▸ Short exercise 1
Name every header field in the patch below that carries a label ending in a colon.

==== Document passage

From 346da4bb4026eb3db9b6e23ce6f237293f8d977d Mon Sep 17 00:00:00 2001
From: Anusha GodavarthySurya <anusha.godavarthysurya@amd.com>
Date: Tue, 18 Jun 2024 11:12:37 +0000
Subject: [PATCH] SWDEV-468424 - hipgraph capture memset node

Capture AQL packets during GraphInstantiation and enqueue AQL packets during graph launch.

Added support to capture single graph memset node.
Capture support for memset node is currently disabled.
Memset capture will be enabled when capture for multiple packets are supported..

========
==== Data listing

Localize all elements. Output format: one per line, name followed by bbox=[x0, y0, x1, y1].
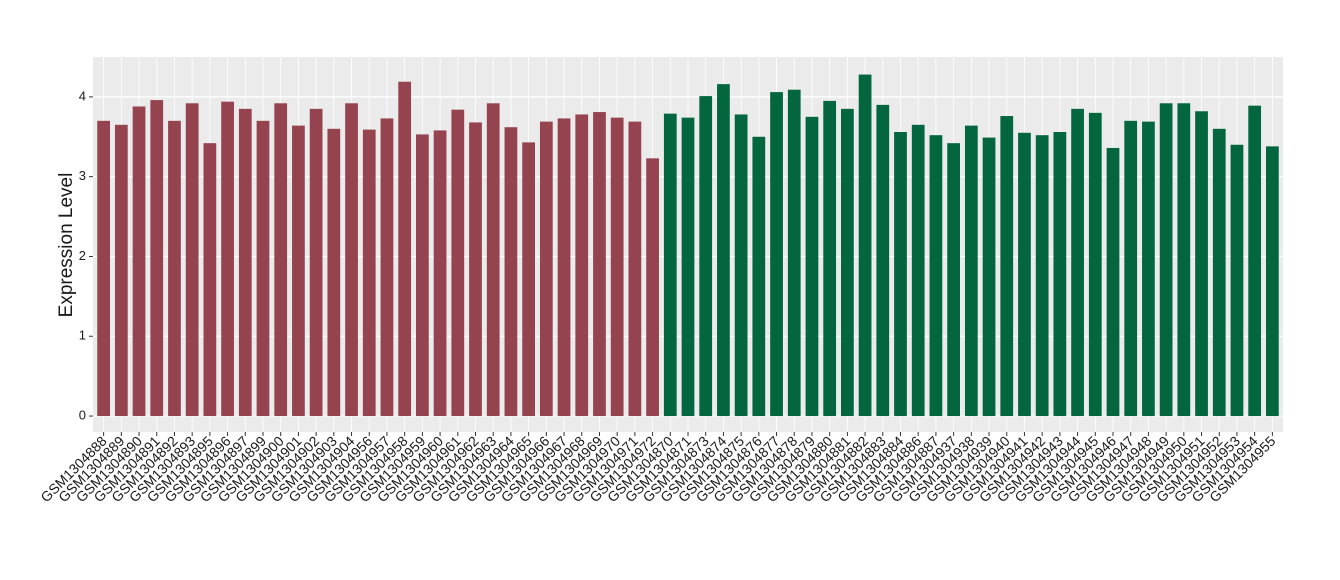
bar bbox=[1177, 103, 1191, 417]
bar bbox=[114, 124, 128, 417]
bar bbox=[947, 143, 960, 417]
bar bbox=[380, 118, 394, 417]
bar bbox=[203, 143, 217, 417]
bar bbox=[734, 114, 748, 417]
y-tick-label: 2 bbox=[79, 248, 86, 263]
bar bbox=[1106, 147, 1120, 417]
y-axis-title: Expression Level bbox=[56, 173, 77, 318]
y-tick-label: 3 bbox=[79, 168, 86, 183]
bar bbox=[486, 103, 500, 417]
bar bbox=[610, 117, 624, 417]
bar bbox=[663, 113, 677, 417]
bar bbox=[168, 120, 181, 417]
bar bbox=[699, 96, 713, 417]
bar bbox=[327, 128, 341, 417]
bar bbox=[964, 125, 978, 417]
bar bbox=[894, 132, 907, 417]
bar bbox=[238, 108, 252, 417]
bar bbox=[1159, 103, 1173, 417]
bar bbox=[185, 103, 199, 417]
bar bbox=[362, 129, 376, 417]
bar bbox=[646, 158, 659, 417]
bar bbox=[805, 116, 819, 417]
bar bbox=[1248, 105, 1262, 417]
bar bbox=[681, 117, 695, 417]
bar bbox=[593, 112, 606, 417]
bar bbox=[752, 136, 766, 417]
bar bbox=[929, 135, 943, 417]
bar bbox=[504, 127, 518, 417]
bar bbox=[911, 124, 925, 417]
bar bbox=[256, 120, 270, 417]
y-tick-label: 0 bbox=[79, 407, 86, 422]
bar bbox=[1230, 144, 1244, 417]
bar bbox=[823, 100, 837, 417]
bar bbox=[345, 103, 358, 417]
y-tick-label: 4 bbox=[79, 88, 86, 103]
bar bbox=[451, 109, 465, 417]
bar bbox=[132, 106, 146, 417]
bar bbox=[433, 130, 447, 417]
bar bbox=[841, 108, 854, 417]
bar bbox=[1212, 128, 1226, 417]
bar bbox=[982, 137, 996, 417]
bar bbox=[1071, 108, 1084, 417]
bar bbox=[221, 101, 234, 417]
bar bbox=[717, 84, 730, 417]
bar bbox=[522, 142, 535, 417]
y-tick-label: 1 bbox=[79, 328, 86, 343]
bar bbox=[1053, 132, 1067, 417]
bar bbox=[628, 121, 642, 417]
bar bbox=[274, 103, 288, 417]
bar bbox=[770, 92, 783, 417]
bar bbox=[858, 74, 872, 417]
bar bbox=[398, 81, 412, 417]
bar bbox=[309, 108, 323, 417]
bar bbox=[97, 120, 110, 417]
bar bbox=[150, 100, 164, 417]
bar bbox=[575, 114, 589, 417]
bar bbox=[1142, 121, 1155, 417]
bar bbox=[1088, 112, 1102, 417]
bar bbox=[557, 118, 571, 417]
bar bbox=[416, 134, 429, 417]
bar bbox=[1018, 132, 1031, 417]
bar bbox=[292, 125, 305, 417]
bar bbox=[1195, 111, 1208, 417]
bar bbox=[876, 104, 890, 417]
bar bbox=[539, 121, 553, 417]
bar bbox=[1000, 116, 1014, 417]
bar bbox=[1035, 135, 1049, 417]
bar bbox=[1266, 146, 1279, 417]
bar bbox=[469, 122, 482, 417]
bar bbox=[1124, 120, 1138, 417]
bar bbox=[787, 89, 801, 417]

========

▸ Short exercise 2
Transcribe the entries above verbatim. Begin at the line that has "bar bbox=[1177, 103, 1191, 417]" and stop after the line that has "bar bbox=[416, 134, 429, 417]".

▸ Written solution 1
From
Date
Subject

▸ Written solution 2
bar bbox=[1177, 103, 1191, 417]
bar bbox=[114, 124, 128, 417]
bar bbox=[947, 143, 960, 417]
bar bbox=[380, 118, 394, 417]
bar bbox=[203, 143, 217, 417]
bar bbox=[734, 114, 748, 417]
y-tick-label: 2 bbox=[79, 248, 86, 263]
bar bbox=[1106, 147, 1120, 417]
y-axis-title: Expression Level bbox=[56, 173, 77, 318]
y-tick-label: 3 bbox=[79, 168, 86, 183]
bar bbox=[486, 103, 500, 417]
bar bbox=[610, 117, 624, 417]
bar bbox=[663, 113, 677, 417]
bar bbox=[168, 120, 181, 417]
bar bbox=[699, 96, 713, 417]
bar bbox=[327, 128, 341, 417]
bar bbox=[964, 125, 978, 417]
bar bbox=[894, 132, 907, 417]
bar bbox=[238, 108, 252, 417]
bar bbox=[1159, 103, 1173, 417]
bar bbox=[185, 103, 199, 417]
bar bbox=[362, 129, 376, 417]
bar bbox=[646, 158, 659, 417]
bar bbox=[805, 116, 819, 417]
bar bbox=[1248, 105, 1262, 417]
bar bbox=[681, 117, 695, 417]
bar bbox=[593, 112, 606, 417]
bar bbox=[752, 136, 766, 417]
bar bbox=[929, 135, 943, 417]
bar bbox=[504, 127, 518, 417]
bar bbox=[911, 124, 925, 417]
bar bbox=[256, 120, 270, 417]
y-tick-label: 0 bbox=[79, 407, 86, 422]
bar bbox=[1230, 144, 1244, 417]
bar bbox=[823, 100, 837, 417]
bar bbox=[345, 103, 358, 417]
y-tick-label: 4 bbox=[79, 88, 86, 103]
bar bbox=[451, 109, 465, 417]
bar bbox=[132, 106, 146, 417]
bar bbox=[433, 130, 447, 417]
bar bbox=[841, 108, 854, 417]
bar bbox=[1212, 128, 1226, 417]
bar bbox=[982, 137, 996, 417]
bar bbox=[1071, 108, 1084, 417]
bar bbox=[221, 101, 234, 417]
bar bbox=[717, 84, 730, 417]
bar bbox=[522, 142, 535, 417]
y-tick-label: 1 bbox=[79, 328, 86, 343]
bar bbox=[1053, 132, 1067, 417]
bar bbox=[628, 121, 642, 417]
bar bbox=[274, 103, 288, 417]
bar bbox=[770, 92, 783, 417]
bar bbox=[858, 74, 872, 417]
bar bbox=[398, 81, 412, 417]
bar bbox=[309, 108, 323, 417]
bar bbox=[97, 120, 110, 417]
bar bbox=[150, 100, 164, 417]
bar bbox=[575, 114, 589, 417]
bar bbox=[1142, 121, 1155, 417]
bar bbox=[1088, 112, 1102, 417]
bar bbox=[557, 118, 571, 417]
bar bbox=[416, 134, 429, 417]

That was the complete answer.